Stored entries
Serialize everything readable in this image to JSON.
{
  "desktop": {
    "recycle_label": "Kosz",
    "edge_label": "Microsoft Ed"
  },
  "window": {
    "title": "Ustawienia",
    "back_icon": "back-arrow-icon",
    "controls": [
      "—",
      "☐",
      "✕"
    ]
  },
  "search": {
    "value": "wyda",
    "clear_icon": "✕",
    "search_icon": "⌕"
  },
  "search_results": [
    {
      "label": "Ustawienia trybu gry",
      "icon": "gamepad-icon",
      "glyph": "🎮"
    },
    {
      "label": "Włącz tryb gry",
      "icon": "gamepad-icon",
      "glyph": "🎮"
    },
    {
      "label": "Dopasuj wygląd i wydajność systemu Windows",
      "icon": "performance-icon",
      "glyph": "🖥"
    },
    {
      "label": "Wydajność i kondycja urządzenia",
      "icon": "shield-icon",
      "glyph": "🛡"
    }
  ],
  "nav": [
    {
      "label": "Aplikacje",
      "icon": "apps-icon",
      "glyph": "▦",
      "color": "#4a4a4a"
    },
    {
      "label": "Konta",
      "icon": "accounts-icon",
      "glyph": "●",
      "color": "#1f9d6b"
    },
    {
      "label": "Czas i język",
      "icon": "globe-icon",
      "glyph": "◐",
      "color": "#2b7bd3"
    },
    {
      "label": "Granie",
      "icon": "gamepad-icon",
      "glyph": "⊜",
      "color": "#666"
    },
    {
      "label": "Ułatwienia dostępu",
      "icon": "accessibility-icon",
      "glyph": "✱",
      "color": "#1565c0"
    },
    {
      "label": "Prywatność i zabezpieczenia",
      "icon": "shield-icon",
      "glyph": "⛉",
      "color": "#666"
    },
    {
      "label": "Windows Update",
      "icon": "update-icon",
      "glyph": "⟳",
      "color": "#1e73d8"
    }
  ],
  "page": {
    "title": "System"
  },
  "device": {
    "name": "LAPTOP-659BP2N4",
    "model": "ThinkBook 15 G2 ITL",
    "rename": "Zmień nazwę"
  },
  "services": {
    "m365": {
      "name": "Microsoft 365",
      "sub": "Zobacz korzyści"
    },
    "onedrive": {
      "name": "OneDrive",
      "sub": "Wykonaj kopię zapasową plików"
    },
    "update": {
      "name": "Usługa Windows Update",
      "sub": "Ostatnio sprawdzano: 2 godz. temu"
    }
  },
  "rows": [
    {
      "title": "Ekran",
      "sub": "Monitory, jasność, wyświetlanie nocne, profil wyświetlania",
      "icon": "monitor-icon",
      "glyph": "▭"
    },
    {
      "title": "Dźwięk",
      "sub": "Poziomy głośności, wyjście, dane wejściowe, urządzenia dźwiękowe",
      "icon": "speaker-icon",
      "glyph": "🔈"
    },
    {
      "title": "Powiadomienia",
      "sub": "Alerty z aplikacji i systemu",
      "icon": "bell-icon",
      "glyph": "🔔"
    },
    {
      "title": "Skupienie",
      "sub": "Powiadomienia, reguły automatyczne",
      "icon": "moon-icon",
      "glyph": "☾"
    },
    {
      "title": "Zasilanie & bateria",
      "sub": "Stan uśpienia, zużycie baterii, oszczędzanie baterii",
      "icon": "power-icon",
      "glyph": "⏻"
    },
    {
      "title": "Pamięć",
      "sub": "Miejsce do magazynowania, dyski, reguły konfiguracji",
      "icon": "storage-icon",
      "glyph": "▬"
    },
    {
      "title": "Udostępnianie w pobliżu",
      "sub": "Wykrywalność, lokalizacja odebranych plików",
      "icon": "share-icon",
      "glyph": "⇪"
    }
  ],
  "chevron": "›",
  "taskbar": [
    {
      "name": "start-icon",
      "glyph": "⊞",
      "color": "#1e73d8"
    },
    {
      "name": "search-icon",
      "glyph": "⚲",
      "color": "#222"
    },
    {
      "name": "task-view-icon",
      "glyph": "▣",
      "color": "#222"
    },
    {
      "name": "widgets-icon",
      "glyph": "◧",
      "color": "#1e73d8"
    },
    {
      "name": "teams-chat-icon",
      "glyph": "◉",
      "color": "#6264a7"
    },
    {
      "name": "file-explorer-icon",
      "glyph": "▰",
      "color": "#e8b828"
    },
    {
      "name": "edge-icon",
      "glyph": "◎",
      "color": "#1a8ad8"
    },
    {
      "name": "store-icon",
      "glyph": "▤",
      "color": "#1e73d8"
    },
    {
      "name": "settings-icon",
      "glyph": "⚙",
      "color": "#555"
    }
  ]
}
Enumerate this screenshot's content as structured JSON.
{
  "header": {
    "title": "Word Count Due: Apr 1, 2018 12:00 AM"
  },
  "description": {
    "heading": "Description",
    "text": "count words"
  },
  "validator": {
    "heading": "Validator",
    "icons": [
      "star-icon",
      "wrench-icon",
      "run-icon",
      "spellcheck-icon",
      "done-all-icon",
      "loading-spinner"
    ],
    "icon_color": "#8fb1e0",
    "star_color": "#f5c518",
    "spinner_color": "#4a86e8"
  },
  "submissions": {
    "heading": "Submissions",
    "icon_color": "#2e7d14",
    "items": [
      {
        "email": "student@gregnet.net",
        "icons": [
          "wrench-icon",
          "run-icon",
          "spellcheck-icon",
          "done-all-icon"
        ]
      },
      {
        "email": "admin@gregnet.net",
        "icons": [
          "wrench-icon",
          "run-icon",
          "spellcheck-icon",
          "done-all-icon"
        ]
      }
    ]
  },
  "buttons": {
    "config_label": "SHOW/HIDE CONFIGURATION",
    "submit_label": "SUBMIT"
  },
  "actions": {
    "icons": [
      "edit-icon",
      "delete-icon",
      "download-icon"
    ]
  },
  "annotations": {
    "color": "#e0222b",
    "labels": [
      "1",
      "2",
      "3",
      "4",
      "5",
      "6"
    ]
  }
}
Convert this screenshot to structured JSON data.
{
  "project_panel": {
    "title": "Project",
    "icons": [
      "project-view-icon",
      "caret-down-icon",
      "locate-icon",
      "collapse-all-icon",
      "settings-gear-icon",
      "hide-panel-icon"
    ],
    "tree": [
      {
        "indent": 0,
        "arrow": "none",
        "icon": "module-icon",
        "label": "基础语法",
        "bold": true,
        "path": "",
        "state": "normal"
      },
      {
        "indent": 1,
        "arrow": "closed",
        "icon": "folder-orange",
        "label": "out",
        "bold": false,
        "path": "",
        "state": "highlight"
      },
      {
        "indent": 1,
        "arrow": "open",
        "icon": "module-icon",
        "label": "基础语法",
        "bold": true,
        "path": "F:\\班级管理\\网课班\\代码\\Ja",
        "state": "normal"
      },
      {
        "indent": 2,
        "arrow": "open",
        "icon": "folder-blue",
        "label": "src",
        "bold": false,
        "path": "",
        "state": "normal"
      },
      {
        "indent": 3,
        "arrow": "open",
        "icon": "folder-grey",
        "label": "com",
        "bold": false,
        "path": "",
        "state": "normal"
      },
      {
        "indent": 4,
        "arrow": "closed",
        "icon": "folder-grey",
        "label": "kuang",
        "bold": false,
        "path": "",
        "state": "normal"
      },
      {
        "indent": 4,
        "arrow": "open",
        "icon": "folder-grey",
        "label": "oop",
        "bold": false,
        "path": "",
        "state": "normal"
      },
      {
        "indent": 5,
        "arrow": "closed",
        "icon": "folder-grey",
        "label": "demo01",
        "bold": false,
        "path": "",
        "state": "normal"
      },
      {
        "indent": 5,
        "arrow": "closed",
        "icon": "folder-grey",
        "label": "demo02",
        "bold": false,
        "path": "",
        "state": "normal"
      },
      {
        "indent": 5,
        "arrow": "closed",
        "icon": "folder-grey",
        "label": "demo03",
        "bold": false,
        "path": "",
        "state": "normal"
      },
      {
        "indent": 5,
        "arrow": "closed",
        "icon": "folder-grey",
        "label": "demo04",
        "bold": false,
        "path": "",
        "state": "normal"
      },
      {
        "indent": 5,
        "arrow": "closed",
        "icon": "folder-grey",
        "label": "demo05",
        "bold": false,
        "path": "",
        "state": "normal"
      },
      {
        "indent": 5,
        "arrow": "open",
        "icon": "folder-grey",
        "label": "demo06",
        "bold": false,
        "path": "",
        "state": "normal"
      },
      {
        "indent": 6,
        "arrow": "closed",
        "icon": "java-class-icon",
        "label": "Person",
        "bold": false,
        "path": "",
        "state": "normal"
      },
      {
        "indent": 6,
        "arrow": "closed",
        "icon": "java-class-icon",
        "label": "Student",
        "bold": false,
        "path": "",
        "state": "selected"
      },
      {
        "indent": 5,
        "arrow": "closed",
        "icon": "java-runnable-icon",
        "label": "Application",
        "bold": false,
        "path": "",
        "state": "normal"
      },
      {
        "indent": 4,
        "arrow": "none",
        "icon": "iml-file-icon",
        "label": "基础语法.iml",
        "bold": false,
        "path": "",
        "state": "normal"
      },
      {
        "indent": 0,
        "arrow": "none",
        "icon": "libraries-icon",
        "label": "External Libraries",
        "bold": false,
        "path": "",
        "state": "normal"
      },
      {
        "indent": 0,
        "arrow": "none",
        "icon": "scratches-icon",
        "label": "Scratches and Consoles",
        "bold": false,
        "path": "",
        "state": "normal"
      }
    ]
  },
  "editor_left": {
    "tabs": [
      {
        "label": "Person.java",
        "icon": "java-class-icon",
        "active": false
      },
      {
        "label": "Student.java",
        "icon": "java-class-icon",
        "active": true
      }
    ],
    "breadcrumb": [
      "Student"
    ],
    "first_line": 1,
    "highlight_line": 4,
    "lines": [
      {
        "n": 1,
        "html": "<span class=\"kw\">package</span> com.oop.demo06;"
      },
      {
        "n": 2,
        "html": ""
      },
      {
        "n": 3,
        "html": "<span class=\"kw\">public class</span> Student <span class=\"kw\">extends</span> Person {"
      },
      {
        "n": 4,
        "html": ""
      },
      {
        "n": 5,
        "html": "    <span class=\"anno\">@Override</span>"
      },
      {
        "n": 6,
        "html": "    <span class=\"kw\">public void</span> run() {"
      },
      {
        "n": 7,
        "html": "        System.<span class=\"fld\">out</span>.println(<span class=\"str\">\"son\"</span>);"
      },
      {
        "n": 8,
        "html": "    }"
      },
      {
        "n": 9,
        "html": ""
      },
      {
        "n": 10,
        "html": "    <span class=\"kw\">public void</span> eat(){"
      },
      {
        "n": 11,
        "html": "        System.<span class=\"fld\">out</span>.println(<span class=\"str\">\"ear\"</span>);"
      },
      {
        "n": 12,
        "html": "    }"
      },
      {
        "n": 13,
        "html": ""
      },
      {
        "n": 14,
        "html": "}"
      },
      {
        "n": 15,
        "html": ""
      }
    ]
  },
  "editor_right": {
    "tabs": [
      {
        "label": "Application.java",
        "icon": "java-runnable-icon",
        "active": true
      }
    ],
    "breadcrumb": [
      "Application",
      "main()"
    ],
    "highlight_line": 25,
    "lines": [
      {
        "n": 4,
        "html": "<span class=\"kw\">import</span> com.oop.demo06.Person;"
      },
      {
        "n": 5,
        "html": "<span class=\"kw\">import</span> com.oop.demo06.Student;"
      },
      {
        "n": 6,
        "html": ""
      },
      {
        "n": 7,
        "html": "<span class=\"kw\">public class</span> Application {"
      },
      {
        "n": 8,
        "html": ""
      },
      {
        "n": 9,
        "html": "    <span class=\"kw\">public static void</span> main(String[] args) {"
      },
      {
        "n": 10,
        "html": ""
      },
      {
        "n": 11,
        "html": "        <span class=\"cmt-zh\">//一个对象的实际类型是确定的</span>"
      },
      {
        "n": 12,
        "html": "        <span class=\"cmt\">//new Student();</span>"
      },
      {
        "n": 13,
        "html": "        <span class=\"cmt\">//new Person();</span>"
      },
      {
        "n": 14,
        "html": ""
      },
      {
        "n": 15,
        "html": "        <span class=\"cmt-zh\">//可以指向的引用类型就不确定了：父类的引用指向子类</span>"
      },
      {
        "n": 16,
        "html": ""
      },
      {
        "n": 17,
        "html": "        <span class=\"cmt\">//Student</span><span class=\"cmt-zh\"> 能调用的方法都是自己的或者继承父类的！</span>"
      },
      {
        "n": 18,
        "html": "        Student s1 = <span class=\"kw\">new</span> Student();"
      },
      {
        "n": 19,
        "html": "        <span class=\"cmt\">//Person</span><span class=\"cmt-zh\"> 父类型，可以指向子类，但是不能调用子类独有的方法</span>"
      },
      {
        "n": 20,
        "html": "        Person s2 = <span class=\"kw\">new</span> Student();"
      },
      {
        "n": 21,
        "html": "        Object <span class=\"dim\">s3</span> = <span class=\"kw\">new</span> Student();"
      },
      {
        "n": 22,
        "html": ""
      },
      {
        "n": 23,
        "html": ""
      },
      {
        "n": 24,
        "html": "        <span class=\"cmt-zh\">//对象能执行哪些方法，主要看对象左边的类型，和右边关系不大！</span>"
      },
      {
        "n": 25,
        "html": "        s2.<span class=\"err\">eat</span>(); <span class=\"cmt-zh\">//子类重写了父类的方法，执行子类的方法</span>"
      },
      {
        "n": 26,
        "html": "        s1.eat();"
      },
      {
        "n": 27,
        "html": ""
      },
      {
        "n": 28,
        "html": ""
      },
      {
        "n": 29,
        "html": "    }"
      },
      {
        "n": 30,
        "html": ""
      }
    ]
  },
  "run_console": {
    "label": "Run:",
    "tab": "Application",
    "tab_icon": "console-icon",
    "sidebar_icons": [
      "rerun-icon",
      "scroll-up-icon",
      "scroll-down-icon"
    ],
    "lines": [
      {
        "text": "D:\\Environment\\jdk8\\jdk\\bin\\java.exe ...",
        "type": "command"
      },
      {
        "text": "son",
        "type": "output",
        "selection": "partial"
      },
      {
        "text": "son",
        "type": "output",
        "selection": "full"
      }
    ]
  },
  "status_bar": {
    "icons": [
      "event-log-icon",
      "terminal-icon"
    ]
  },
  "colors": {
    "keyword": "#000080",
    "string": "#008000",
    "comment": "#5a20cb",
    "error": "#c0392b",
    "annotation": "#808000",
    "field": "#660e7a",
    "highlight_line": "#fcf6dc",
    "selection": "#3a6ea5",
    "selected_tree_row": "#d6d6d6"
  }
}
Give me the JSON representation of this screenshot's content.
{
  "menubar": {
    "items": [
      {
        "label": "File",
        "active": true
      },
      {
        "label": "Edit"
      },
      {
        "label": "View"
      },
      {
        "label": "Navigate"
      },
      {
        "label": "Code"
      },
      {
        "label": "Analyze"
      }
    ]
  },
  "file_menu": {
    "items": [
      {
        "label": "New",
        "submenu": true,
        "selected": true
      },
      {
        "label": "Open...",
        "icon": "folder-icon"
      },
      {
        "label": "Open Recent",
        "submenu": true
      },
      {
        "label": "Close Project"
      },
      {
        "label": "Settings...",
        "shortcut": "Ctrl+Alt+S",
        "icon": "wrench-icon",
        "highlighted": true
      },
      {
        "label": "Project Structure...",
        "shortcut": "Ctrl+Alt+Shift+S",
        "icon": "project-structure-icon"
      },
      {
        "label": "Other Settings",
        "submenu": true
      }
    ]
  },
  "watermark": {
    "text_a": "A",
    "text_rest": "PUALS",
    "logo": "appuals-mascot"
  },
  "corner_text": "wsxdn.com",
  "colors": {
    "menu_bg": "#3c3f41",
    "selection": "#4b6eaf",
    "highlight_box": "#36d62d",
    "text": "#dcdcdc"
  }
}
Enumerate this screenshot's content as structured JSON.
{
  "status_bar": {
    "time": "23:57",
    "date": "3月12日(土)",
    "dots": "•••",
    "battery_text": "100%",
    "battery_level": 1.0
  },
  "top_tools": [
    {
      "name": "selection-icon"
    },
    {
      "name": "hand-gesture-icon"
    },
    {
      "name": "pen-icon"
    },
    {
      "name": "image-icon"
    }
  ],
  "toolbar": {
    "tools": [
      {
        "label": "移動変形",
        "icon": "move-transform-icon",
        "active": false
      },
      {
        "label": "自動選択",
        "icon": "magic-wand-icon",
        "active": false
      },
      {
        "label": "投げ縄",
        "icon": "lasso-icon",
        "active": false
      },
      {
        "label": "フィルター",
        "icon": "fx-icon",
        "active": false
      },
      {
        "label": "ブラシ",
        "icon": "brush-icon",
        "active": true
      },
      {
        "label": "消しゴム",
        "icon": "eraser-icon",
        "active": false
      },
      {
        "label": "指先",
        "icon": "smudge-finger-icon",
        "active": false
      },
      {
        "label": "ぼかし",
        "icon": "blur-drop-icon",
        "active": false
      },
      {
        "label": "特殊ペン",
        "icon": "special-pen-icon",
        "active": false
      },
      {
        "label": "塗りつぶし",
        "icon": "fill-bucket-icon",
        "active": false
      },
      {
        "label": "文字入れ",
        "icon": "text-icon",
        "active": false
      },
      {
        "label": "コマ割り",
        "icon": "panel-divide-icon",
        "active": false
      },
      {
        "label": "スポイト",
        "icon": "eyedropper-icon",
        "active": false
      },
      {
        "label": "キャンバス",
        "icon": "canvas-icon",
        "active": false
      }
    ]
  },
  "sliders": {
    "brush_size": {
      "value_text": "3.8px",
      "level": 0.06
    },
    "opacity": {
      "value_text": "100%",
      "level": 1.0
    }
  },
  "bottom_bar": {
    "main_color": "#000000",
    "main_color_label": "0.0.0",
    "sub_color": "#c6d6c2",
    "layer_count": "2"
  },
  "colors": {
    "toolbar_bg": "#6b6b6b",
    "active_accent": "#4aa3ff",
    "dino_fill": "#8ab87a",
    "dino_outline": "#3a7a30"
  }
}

GIVEN TASK:
Copy every line in the listing above where the string "Ctrl" turns up.

EXERCISE ANSWER:
        "shortcut": "Ctrl+Alt+S",
        "shortcut": "Ctrl+Alt+Shift+S",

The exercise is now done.